## Problem statement
Repeat each line of the material below exactly as it appears, minus any pictures.

## Supplied information
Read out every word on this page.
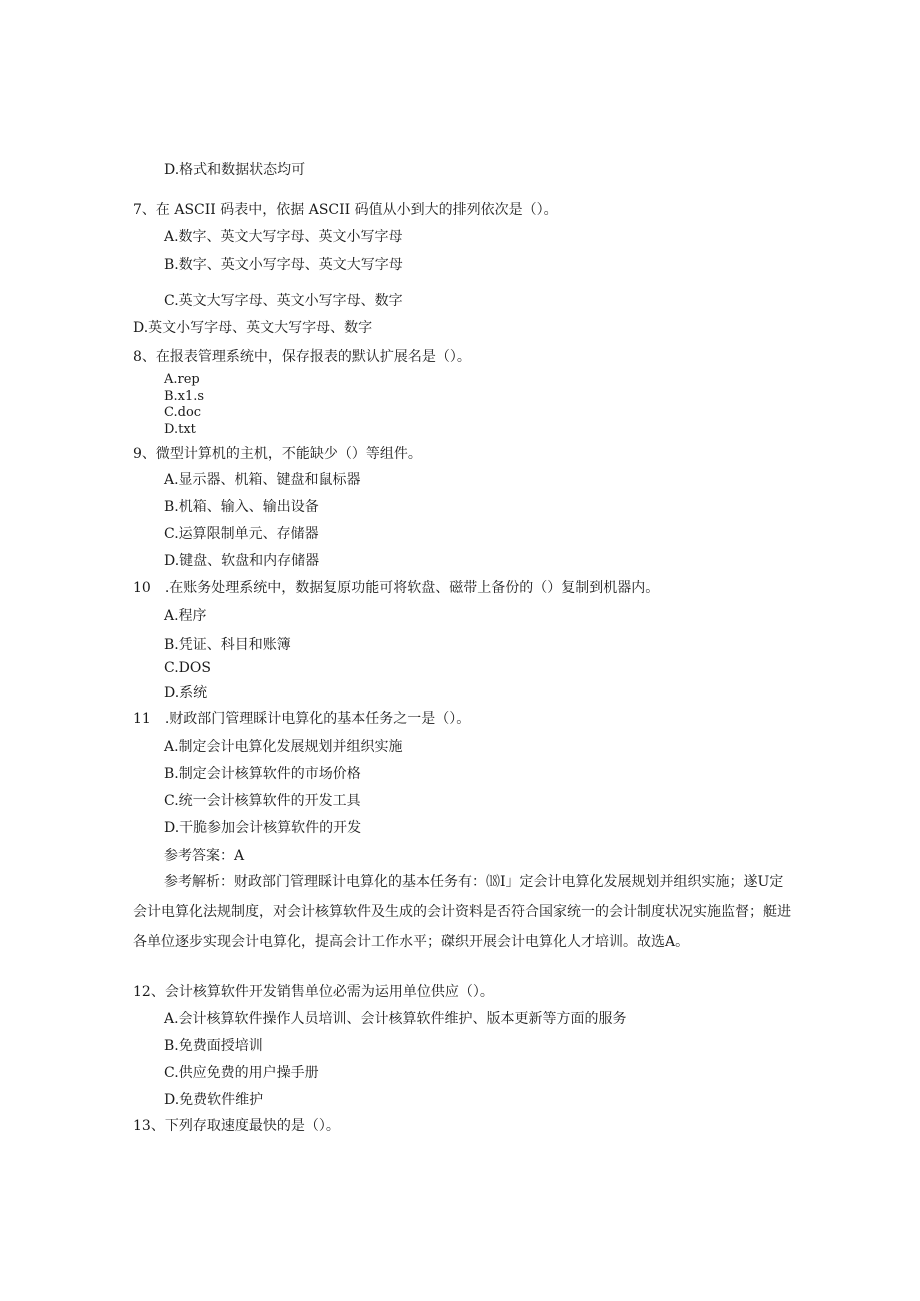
D.格式和数据状态均可
7、在 ASCII 码表中，依据 ASCII 码值从小到大的排列依次是（）。
A.数字、英文大写字母、英文小写字母
B.数字、英文小写字母、英文大写字母
C.英文大写字母、英文小写字母、数字
D.英文小写字母、英文大写字母、数字
8、在报表管理系统中，保存报表的默认扩展名是（）。
A.rep
B.x1.s
C.doc
D.txt
9、微型计算机的主机，不能缺少（）等组件。
A.显示器、机箱、键盘和鼠标器
B.机箱、输入、输出设备
C.运算限制单元、存储器
D.键盘、软盘和内存储器
10　.在账务处理系统中，数据复原功能可将软盘、磁带上备份的（）复制到机器内。
A.程序
B.凭证、科目和账簿
C.DOS
D.系统
11　.财政部门管理睬计电算化的基本任务之一是（）。
A.制定会计电算化发展规划并组织实施
B.制定会计核算软件的市场价格
C.统一会计核算软件的开发工具
D.干脆参加会计核算软件的开发
参考答案：A
参考解析：财政部门管理睬计电算化的基本任务有：⒅I」定会计电算化发展规划并组织实施；遂U定会计电算化法规制度，对会计核算软件及生成的会计资料是否符合国家统一的会计制度状况实施监督；艇进各单位逐步实现会计电算化，提高会计工作水平；磔织开展会计电算化人才培训。故选A。
12、会计核算软件开发销售单位必需为运用单位供应（）。
A.会计核算软件操作人员培训、会计核算软件维护、版本更新等方面的服务
B.免费面授培训
C.供应免费的用户操手册
D.免费软件维护
13、下列存取速度最快的是（）。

## Expected output
Read out every word on this page.
D.格式和数据状态均可
7、在 ASCII 码表中，依据 ASCII 码值从小到大的排列依次是（）。
A.数字、英文大写字母、英文小写字母
B.数字、英文小写字母、英文大写字母
C.英文大写字母、英文小写字母、数字
D.英文小写字母、英文大写字母、数字
8、在报表管理系统中，保存报表的默认扩展名是（）。
A.rep
B.x1.s
C.doc
D.txt
9、微型计算机的主机，不能缺少（）等组件。
A.显示器、机箱、键盘和鼠标器
B.机箱、输入、输出设备
C.运算限制单元、存储器
D.键盘、软盘和内存储器
10　.在账务处理系统中，数据复原功能可将软盘、磁带上备份的（）复制到机器内。
A.程序
B.凭证、科目和账簿
C.DOS
D.系统
11　.财政部门管理睬计电算化的基本任务之一是（）。
A.制定会计电算化发展规划并组织实施
B.制定会计核算软件的市场价格
C.统一会计核算软件的开发工具
D.干脆参加会计核算软件的开发
参考答案：A
参考解析：财政部门管理睬计电算化的基本任务有：⒅I」定会计电算化发展规划并组织实施；遂U定会计电算化法规制度，对会计核算软件及生成的会计资料是否符合国家统一的会计制度状况实施监督；艇进各单位逐步实现会计电算化，提高会计工作水平；磔织开展会计电算化人才培训。故选A。
12、会计核算软件开发销售单位必需为运用单位供应（）。
A.会计核算软件操作人员培训、会计核算软件维护、版本更新等方面的服务
B.免费面授培训
C.供应免费的用户操手册
D.免费软件维护
13、下列存取速度最快的是（）。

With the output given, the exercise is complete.